— Begin MATERIAL FOR THIS EXERCISE —
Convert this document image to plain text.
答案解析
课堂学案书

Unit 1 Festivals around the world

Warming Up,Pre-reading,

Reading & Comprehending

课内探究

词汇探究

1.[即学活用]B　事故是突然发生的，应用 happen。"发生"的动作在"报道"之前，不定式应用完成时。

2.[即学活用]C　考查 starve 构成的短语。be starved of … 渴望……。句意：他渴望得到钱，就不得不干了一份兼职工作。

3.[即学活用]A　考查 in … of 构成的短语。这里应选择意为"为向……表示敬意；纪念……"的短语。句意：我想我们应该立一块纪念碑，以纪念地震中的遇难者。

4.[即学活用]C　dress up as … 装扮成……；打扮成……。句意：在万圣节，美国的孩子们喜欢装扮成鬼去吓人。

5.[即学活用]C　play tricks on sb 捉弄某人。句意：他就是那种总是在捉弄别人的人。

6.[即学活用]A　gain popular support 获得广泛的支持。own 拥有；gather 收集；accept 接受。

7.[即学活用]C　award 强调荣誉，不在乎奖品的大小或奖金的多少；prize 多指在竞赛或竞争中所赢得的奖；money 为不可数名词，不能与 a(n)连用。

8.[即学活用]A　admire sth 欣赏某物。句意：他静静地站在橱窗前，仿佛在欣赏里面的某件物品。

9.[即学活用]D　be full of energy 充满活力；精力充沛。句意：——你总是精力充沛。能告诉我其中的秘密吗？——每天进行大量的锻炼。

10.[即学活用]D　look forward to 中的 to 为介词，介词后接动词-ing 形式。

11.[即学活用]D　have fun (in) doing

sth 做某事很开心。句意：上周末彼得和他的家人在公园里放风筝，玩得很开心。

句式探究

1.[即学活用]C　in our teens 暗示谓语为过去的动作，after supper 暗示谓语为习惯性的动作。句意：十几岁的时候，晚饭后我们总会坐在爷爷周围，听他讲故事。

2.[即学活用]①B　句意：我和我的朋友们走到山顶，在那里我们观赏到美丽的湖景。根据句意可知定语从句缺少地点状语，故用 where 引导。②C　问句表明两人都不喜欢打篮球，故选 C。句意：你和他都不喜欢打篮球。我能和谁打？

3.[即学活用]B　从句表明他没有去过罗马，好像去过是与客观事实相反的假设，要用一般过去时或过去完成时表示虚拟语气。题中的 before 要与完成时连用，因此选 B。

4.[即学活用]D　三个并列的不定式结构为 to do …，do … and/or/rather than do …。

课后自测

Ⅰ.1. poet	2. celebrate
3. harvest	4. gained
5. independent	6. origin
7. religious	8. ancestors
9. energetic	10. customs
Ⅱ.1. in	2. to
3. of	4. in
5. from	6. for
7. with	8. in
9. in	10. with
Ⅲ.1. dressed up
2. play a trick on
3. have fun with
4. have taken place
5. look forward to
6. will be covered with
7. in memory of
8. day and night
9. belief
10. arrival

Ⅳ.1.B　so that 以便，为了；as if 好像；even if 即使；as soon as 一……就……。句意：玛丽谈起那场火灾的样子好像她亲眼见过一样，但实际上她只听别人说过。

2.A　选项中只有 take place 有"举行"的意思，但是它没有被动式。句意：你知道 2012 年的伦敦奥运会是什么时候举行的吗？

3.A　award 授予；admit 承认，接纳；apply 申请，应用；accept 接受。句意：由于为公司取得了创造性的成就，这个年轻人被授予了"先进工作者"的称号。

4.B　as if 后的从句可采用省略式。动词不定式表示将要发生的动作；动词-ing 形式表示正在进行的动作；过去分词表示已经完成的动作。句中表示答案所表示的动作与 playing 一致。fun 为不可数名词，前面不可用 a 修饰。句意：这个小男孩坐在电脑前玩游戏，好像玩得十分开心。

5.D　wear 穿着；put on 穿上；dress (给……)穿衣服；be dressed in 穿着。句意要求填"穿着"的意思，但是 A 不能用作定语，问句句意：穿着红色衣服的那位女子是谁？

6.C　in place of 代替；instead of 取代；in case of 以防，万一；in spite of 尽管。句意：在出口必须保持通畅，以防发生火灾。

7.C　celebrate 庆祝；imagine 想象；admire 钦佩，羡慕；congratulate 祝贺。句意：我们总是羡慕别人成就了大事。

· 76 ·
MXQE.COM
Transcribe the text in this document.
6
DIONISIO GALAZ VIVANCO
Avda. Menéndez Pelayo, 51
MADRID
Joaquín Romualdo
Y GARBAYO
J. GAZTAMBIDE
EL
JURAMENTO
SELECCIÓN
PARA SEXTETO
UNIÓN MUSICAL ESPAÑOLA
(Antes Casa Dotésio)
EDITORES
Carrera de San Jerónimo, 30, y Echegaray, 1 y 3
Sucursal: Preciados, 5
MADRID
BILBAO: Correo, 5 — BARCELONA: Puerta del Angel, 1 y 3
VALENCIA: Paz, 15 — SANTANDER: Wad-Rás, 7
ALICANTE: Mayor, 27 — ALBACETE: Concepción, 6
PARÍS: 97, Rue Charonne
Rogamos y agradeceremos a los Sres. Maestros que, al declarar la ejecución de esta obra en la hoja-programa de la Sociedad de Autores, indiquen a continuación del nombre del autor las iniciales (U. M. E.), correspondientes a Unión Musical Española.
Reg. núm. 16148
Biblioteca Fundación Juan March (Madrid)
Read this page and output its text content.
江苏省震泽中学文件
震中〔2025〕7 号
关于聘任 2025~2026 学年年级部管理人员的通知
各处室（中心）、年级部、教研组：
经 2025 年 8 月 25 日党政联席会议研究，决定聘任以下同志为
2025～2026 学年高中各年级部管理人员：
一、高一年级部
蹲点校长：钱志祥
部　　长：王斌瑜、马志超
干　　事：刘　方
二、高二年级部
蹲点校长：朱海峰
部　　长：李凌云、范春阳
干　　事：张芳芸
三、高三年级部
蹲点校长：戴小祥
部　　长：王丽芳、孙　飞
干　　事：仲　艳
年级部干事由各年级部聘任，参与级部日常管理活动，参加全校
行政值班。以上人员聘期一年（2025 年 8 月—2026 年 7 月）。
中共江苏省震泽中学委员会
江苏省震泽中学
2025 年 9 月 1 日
— End MATERIAL FOR THIS EXERCISE —
WORK TO COMPLETE: Copy out every line of the data that includes "award".

SOLUTION:
7.[即学活用]C　award 强调荣誉，不在乎奖品的大小或奖金的多少；prize 多指在竞赛或竞争中所赢得的奖；money 为不可数名词，不能与 a(n)连用。
3.A　award 授予；admit 承认，接纳；apply 申请，应用；accept 接受。句意：由于为公司取得了创造性的成就，这个年轻人被授予了"先进工作者"的称号。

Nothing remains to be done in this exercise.